**Set problem:**
Output the material exactly, but drop every image it holds.

==== Data shown ====

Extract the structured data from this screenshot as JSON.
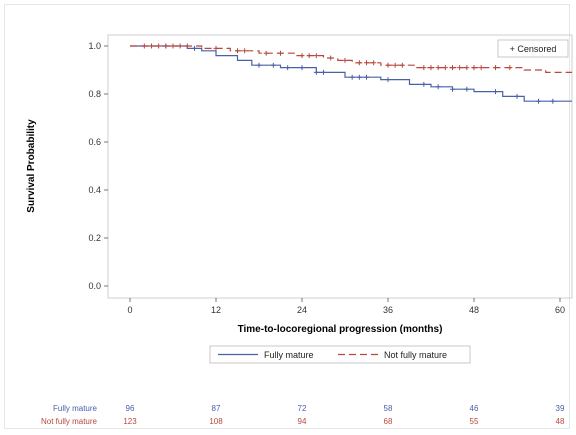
{
  "chart_data": {
    "type": "line",
    "subtype": "kaplan-meier",
    "title": "",
    "xlabel": "Time-to-locoregional progression (months)",
    "ylabel": "Survival Probability",
    "xlim": [
      0,
      60
    ],
    "ylim": [
      0,
      1.0
    ],
    "xticks": [
      "0",
      "12",
      "24",
      "36",
      "48",
      "60"
    ],
    "yticks": [
      "0.0",
      "0.2",
      "0.4",
      "0.6",
      "0.8",
      "1.0"
    ],
    "grid": false,
    "censor_legend": "+ Censored",
    "legend_position": "bottom",
    "series": [
      {
        "name": "Fully mature",
        "color": "#4a60a8",
        "dash": "solid",
        "steps": [
          [
            0,
            1.0
          ],
          [
            8,
            0.99
          ],
          [
            10,
            0.98
          ],
          [
            12,
            0.96
          ],
          [
            15,
            0.94
          ],
          [
            17,
            0.92
          ],
          [
            21,
            0.91
          ],
          [
            26,
            0.89
          ],
          [
            30,
            0.87
          ],
          [
            35,
            0.86
          ],
          [
            39,
            0.84
          ],
          [
            42,
            0.83
          ],
          [
            45,
            0.82
          ],
          [
            48,
            0.81
          ],
          [
            52,
            0.79
          ],
          [
            55,
            0.77
          ],
          [
            62,
            0.77
          ]
        ],
        "censored": [
          [
            3,
            1.0
          ],
          [
            5,
            1.0
          ],
          [
            9,
            0.99
          ],
          [
            18,
            0.92
          ],
          [
            20,
            0.92
          ],
          [
            22,
            0.91
          ],
          [
            24,
            0.91
          ],
          [
            26,
            0.89
          ],
          [
            27,
            0.89
          ],
          [
            31,
            0.87
          ],
          [
            32,
            0.87
          ],
          [
            33,
            0.87
          ],
          [
            36,
            0.86
          ],
          [
            41,
            0.84
          ],
          [
            43,
            0.83
          ],
          [
            45,
            0.82
          ],
          [
            47,
            0.82
          ],
          [
            51,
            0.81
          ],
          [
            54,
            0.79
          ],
          [
            57,
            0.77
          ],
          [
            59,
            0.77
          ]
        ]
      },
      {
        "name": "Not fully mature",
        "color": "#b9473c",
        "dash": "dashed",
        "steps": [
          [
            0,
            1.0
          ],
          [
            10,
            0.99
          ],
          [
            14,
            0.98
          ],
          [
            18,
            0.97
          ],
          [
            23,
            0.96
          ],
          [
            27,
            0.95
          ],
          [
            29,
            0.94
          ],
          [
            31,
            0.93
          ],
          [
            35,
            0.92
          ],
          [
            40,
            0.91
          ],
          [
            55,
            0.9
          ],
          [
            58,
            0.89
          ],
          [
            62,
            0.89
          ]
        ],
        "censored": [
          [
            2,
            1.0
          ],
          [
            3,
            1.0
          ],
          [
            4,
            1.0
          ],
          [
            5,
            1.0
          ],
          [
            6,
            1.0
          ],
          [
            7,
            1.0
          ],
          [
            8,
            1.0
          ],
          [
            12,
            0.99
          ],
          [
            15,
            0.98
          ],
          [
            16,
            0.98
          ],
          [
            19,
            0.97
          ],
          [
            21,
            0.97
          ],
          [
            24,
            0.96
          ],
          [
            25,
            0.96
          ],
          [
            26,
            0.96
          ],
          [
            28,
            0.95
          ],
          [
            30,
            0.94
          ],
          [
            32,
            0.93
          ],
          [
            33,
            0.93
          ],
          [
            34,
            0.93
          ],
          [
            36,
            0.92
          ],
          [
            37,
            0.92
          ],
          [
            38,
            0.92
          ],
          [
            41,
            0.91
          ],
          [
            42,
            0.91
          ],
          [
            43,
            0.91
          ],
          [
            44,
            0.91
          ],
          [
            45,
            0.91
          ],
          [
            46,
            0.91
          ],
          [
            47,
            0.91
          ],
          [
            48,
            0.91
          ],
          [
            49,
            0.91
          ],
          [
            51,
            0.91
          ],
          [
            53,
            0.91
          ]
        ]
      }
    ],
    "at_risk": {
      "times": [
        0,
        12,
        24,
        36,
        48,
        60
      ],
      "rows": [
        {
          "name": "Fully mature",
          "color": "#4a60a8",
          "values": [
            "96",
            "87",
            "72",
            "58",
            "46",
            "39"
          ]
        },
        {
          "name": "Not fully mature",
          "color": "#b9473c",
          "values": [
            "123",
            "108",
            "94",
            "68",
            "55",
            "48"
          ]
        }
      ]
    }
  }
}
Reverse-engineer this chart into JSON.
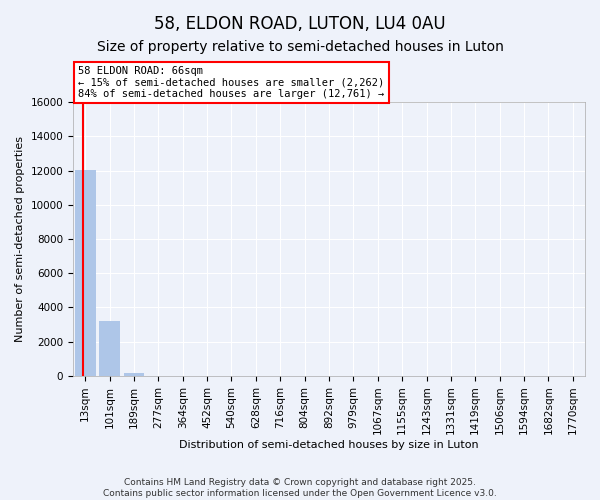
{
  "title": "58, ELDON ROAD, LUTON, LU4 0AU",
  "subtitle": "Size of property relative to semi-detached houses in Luton",
  "xlabel": "Distribution of semi-detached houses by size in Luton",
  "ylabel": "Number of semi-detached properties",
  "annotation_title": "58 ELDON ROAD: 66sqm",
  "annotation_line2": "← 15% of semi-detached houses are smaller (2,262)",
  "annotation_line3": "84% of semi-detached houses are larger (12,761) →",
  "footer_line1": "Contains HM Land Registry data © Crown copyright and database right 2025.",
  "footer_line2": "Contains public sector information licensed under the Open Government Licence v3.0.",
  "categories": [
    "13sqm",
    "101sqm",
    "189sqm",
    "277sqm",
    "364sqm",
    "452sqm",
    "540sqm",
    "628sqm",
    "716sqm",
    "804sqm",
    "892sqm",
    "979sqm",
    "1067sqm",
    "1155sqm",
    "1243sqm",
    "1331sqm",
    "1419sqm",
    "1506sqm",
    "1594sqm",
    "1682sqm",
    "1770sqm"
  ],
  "values": [
    12050,
    3200,
    150,
    0,
    0,
    0,
    0,
    0,
    0,
    0,
    0,
    0,
    0,
    0,
    0,
    0,
    0,
    0,
    0,
    0,
    0
  ],
  "bar_color": "#aec6e8",
  "vline_color": "red",
  "ylim": [
    0,
    16000
  ],
  "yticks": [
    0,
    2000,
    4000,
    6000,
    8000,
    10000,
    12000,
    14000,
    16000
  ],
  "background_color": "#eef2fa",
  "grid_color": "white",
  "title_fontsize": 12,
  "subtitle_fontsize": 10,
  "ylabel_fontsize": 8,
  "xlabel_fontsize": 8,
  "tick_fontsize": 7.5,
  "footer_fontsize": 6.5,
  "annotation_fontsize": 7.5
}
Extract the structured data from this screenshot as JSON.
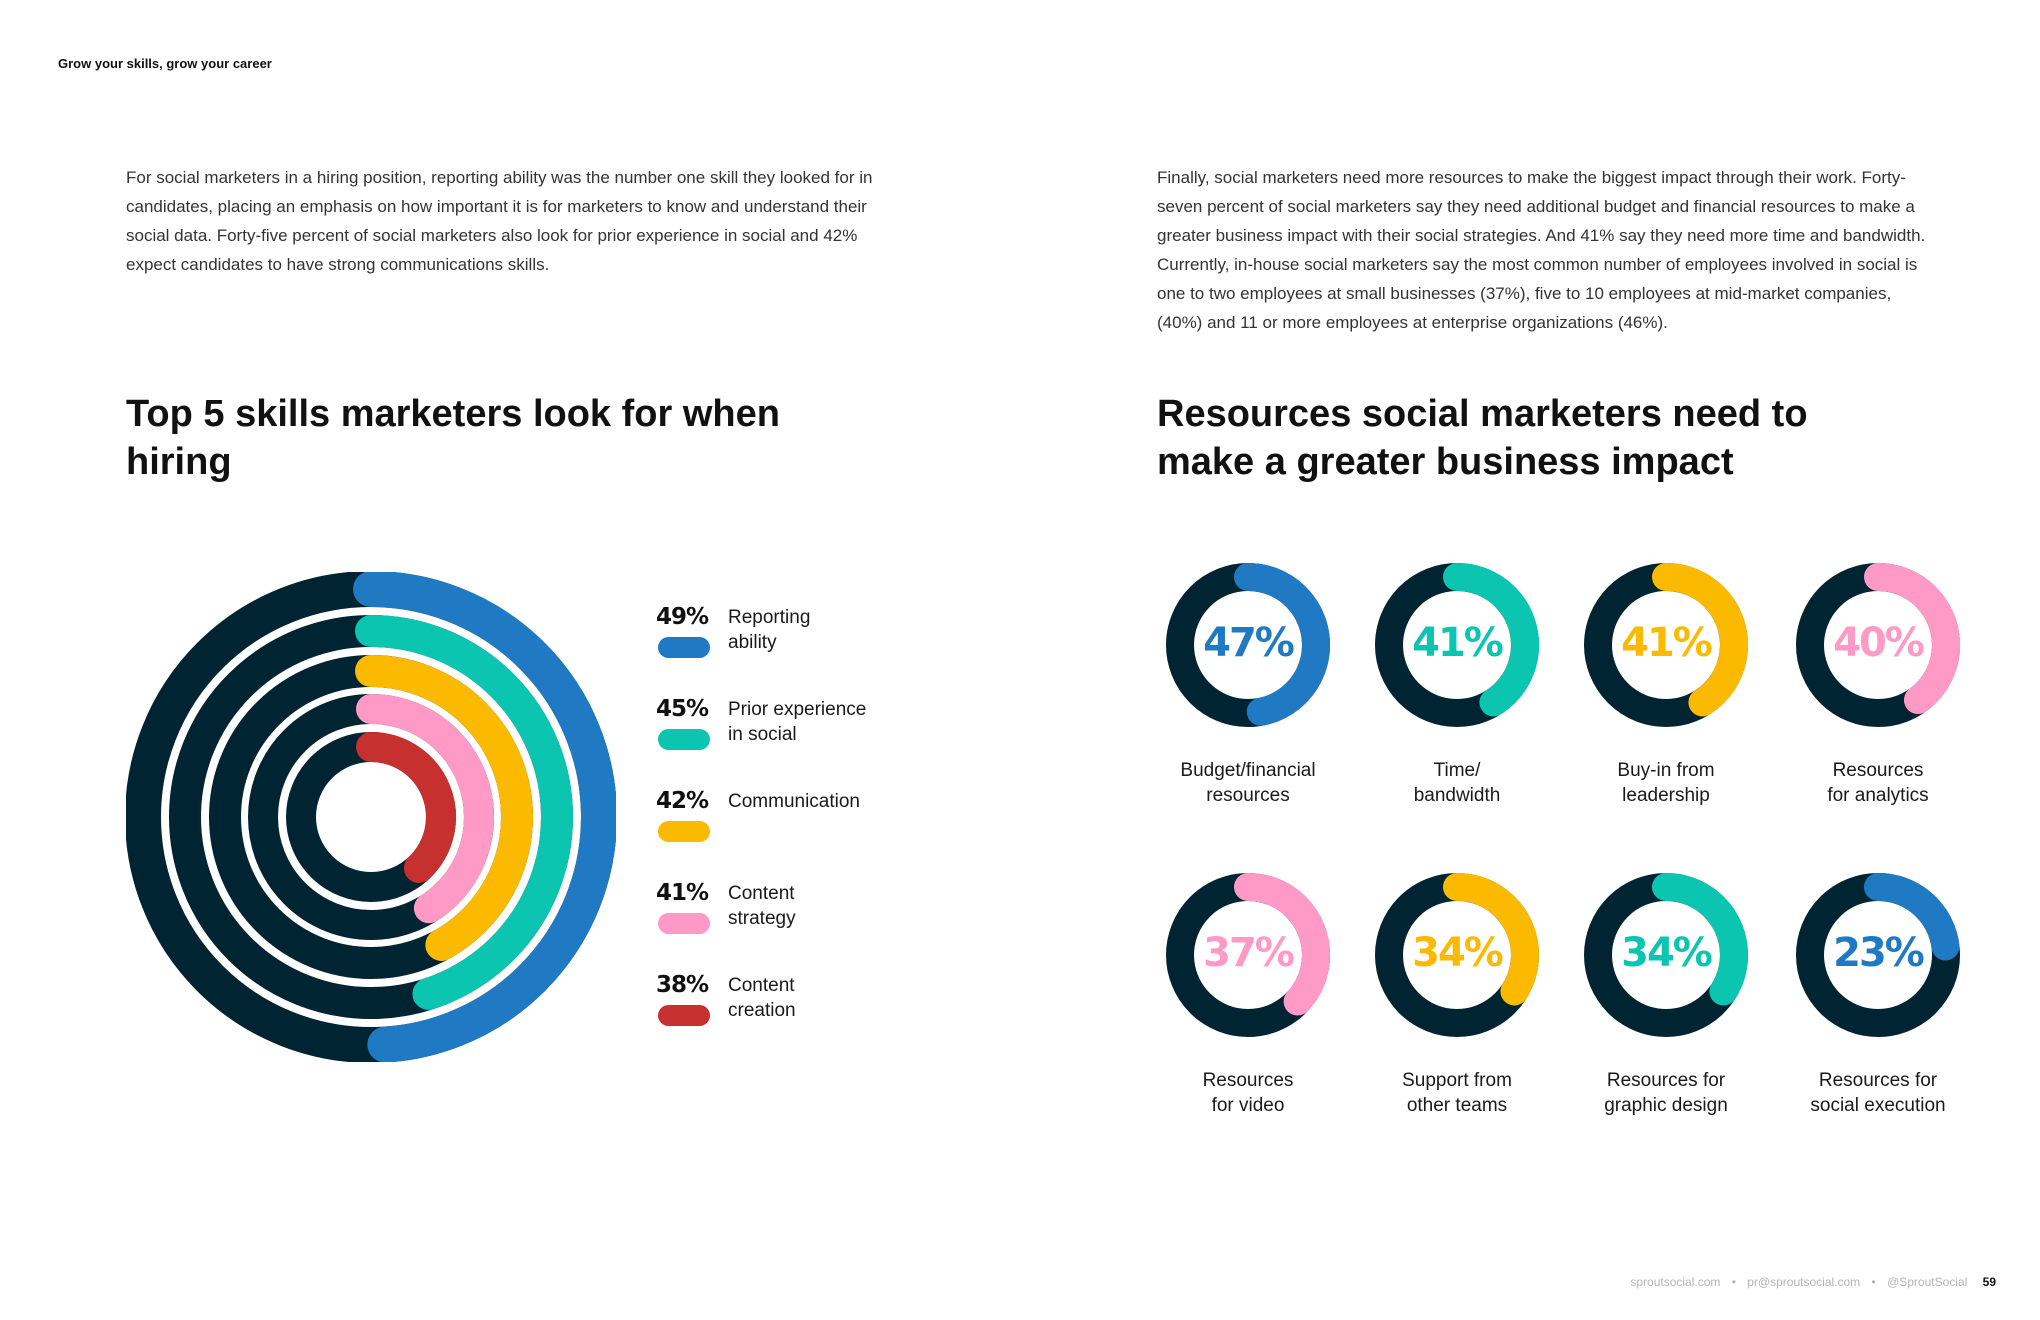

====

**Exercise solution:**
Extract the structured data from this screenshot as JSON.
{
  "chart_data": {
    "type": "line",
    "subtype": "kaplan-meier",
    "title": "",
    "xlabel": "Time-to-locoregional progression (months)",
    "ylabel": "Survival Probability",
    "xlim": [
      0,
      60
    ],
    "ylim": [
      0,
      1.0
    ],
    "xticks": [
      "0",
      "12",
      "24",
      "36",
      "48",
      "60"
    ],
    "yticks": [
      "0.0",
      "0.2",
      "0.4",
      "0.6",
      "0.8",
      "1.0"
    ],
    "grid": false,
    "censor_legend": "+ Censored",
    "legend_position": "bottom",
    "series": [
      {
        "name": "Fully mature",
        "color": "#4a60a8",
        "dash": "solid",
        "steps": [
          [
            0,
            1.0
          ],
          [
            8,
            0.99
          ],
          [
            10,
            0.98
          ],
          [
            12,
            0.96
          ],
          [
            15,
            0.94
          ],
          [
            17,
            0.92
          ],
          [
            21,
            0.91
          ],
          [
            26,
            0.89
          ],
          [
            30,
            0.87
          ],
          [
            35,
            0.86
          ],
          [
            39,
            0.84
          ],
          [
            42,
            0.83
          ],
          [
            45,
            0.82
          ],
          [
            48,
            0.81
          ],
          [
            52,
            0.79
          ],
          [
            55,
            0.77
          ],
          [
            62,
            0.77
          ]
        ],
        "censored": [
          [
            3,
            1.0
          ],
          [
            5,
            1.0
          ],
          [
            9,
            0.99
          ],
          [
            18,
            0.92
          ],
          [
            20,
            0.92
          ],
          [
            22,
            0.91
          ],
          [
            24,
            0.91
          ],
          [
            26,
            0.89
          ],
          [
            27,
            0.89
          ],
          [
            31,
            0.87
          ],
          [
            32,
            0.87
          ],
          [
            33,
            0.87
          ],
          [
            36,
            0.86
          ],
          [
            41,
            0.84
          ],
          [
            43,
            0.83
          ],
          [
            45,
            0.82
          ],
          [
            47,
            0.82
          ],
          [
            51,
            0.81
          ],
          [
            54,
            0.79
          ],
          [
            57,
            0.77
          ],
          [
            59,
            0.77
          ]
        ]
      },
      {
        "name": "Not fully mature",
        "color": "#b9473c",
        "dash": "dashed",
        "steps": [
          [
            0,
            1.0
          ],
          [
            10,
            0.99
          ],
          [
            14,
            0.98
          ],
          [
            18,
            0.97
          ],
          [
            23,
            0.96
          ],
          [
            27,
            0.95
          ],
          [
            29,
            0.94
          ],
          [
            31,
            0.93
          ],
          [
            35,
            0.92
          ],
          [
            40,
            0.91
          ],
          [
            55,
            0.9
          ],
          [
            58,
            0.89
          ],
          [
            62,
            0.89
          ]
        ],
        "censored": [
          [
            2,
            1.0
          ],
          [
            3,
            1.0
          ],
          [
            4,
            1.0
          ],
          [
            5,
            1.0
          ],
          [
            6,
            1.0
          ],
          [
            7,
            1.0
          ],
          [
            8,
            1.0
          ],
          [
            12,
            0.99
          ],
          [
            15,
            0.98
          ],
          [
            16,
            0.98
          ],
          [
            19,
            0.97
          ],
          [
            21,
            0.97
          ],
          [
            24,
            0.96
          ],
          [
            25,
            0.96
          ],
          [
            26,
            0.96
          ],
          [
            28,
            0.95
          ],
          [
            30,
            0.94
          ],
          [
            32,
            0.93
          ],
          [
            33,
            0.93
          ],
          [
            34,
            0.93
          ],
          [
            36,
            0.92
          ],
          [
            37,
            0.92
          ],
          [
            38,
            0.92
          ],
          [
            41,
            0.91
          ],
          [
            42,
            0.91
          ],
          [
            43,
            0.91
          ],
          [
            44,
            0.91
          ],
          [
            45,
            0.91
          ],
          [
            46,
            0.91
          ],
          [
            47,
            0.91
          ],
          [
            48,
            0.91
          ],
          [
            49,
            0.91
          ],
          [
            51,
            0.91
          ],
          [
            53,
            0.91
          ]
        ]
      }
    ],
    "at_risk": {
      "times": [
        0,
        12,
        24,
        36,
        48,
        60
      ],
      "rows": [
        {
          "name": "Fully mature",
          "color": "#4a60a8",
          "values": [
            "96",
            "87",
            "72",
            "58",
            "46",
            "39"
          ]
        },
        {
          "name": "Not fully mature",
          "color": "#b9473c",
          "values": [
            "123",
            "108",
            "94",
            "68",
            "55",
            "48"
          ]
        }
      ]
    }
  }
}
Reverse-engineer this chart into JSON.
{
  "title": "58, ELDON ROAD, LUTON, LU4 0AU",
  "subtitle": "Size of property relative to semi-detached houses in Luton",
  "xlabel": "Distribution of semi-detached houses by size in Luton",
  "ylabel": "Number of semi-detached properties",
  "annotation_title": "58 ELDON ROAD: 66sqm",
  "annotation_line2": "← 15% of semi-detached houses are smaller (2,262)",
  "annotation_line3": "84% of semi-detached houses are larger (12,761) →",
  "footer_line1": "Contains HM Land Registry data © Crown copyright and database right 2025.",
  "footer_line2": "Contains public sector information licensed under the Open Government Licence v3.0.",
  "categories": [
    "13sqm",
    "101sqm",
    "189sqm",
    "277sqm",
    "364sqm",
    "452sqm",
    "540sqm",
    "628sqm",
    "716sqm",
    "804sqm",
    "892sqm",
    "979sqm",
    "1067sqm",
    "1155sqm",
    "1243sqm",
    "1331sqm",
    "1419sqm",
    "1506sqm",
    "1594sqm",
    "1682sqm",
    "1770sqm"
  ],
  "values": [
    12050,
    3200,
    150,
    0,
    0,
    0,
    0,
    0,
    0,
    0,
    0,
    0,
    0,
    0,
    0,
    0,
    0,
    0,
    0,
    0,
    0
  ],
  "bar_color": "#aec6e8",
  "vline_color": "red",
  "ylim": [
    0,
    16000
  ],
  "yticks": [
    0,
    2000,
    4000,
    6000,
    8000,
    10000,
    12000,
    14000,
    16000
  ],
  "background_color": "#eef2fa",
  "grid_color": "white",
  "title_fontsize": 12,
  "subtitle_fontsize": 10,
  "ylabel_fontsize": 8,
  "xlabel_fontsize": 8,
  "tick_fontsize": 7.5,
  "footer_fontsize": 6.5,
  "annotation_fontsize": 7.5
}
Extract the structured data from this screenshot as JSON.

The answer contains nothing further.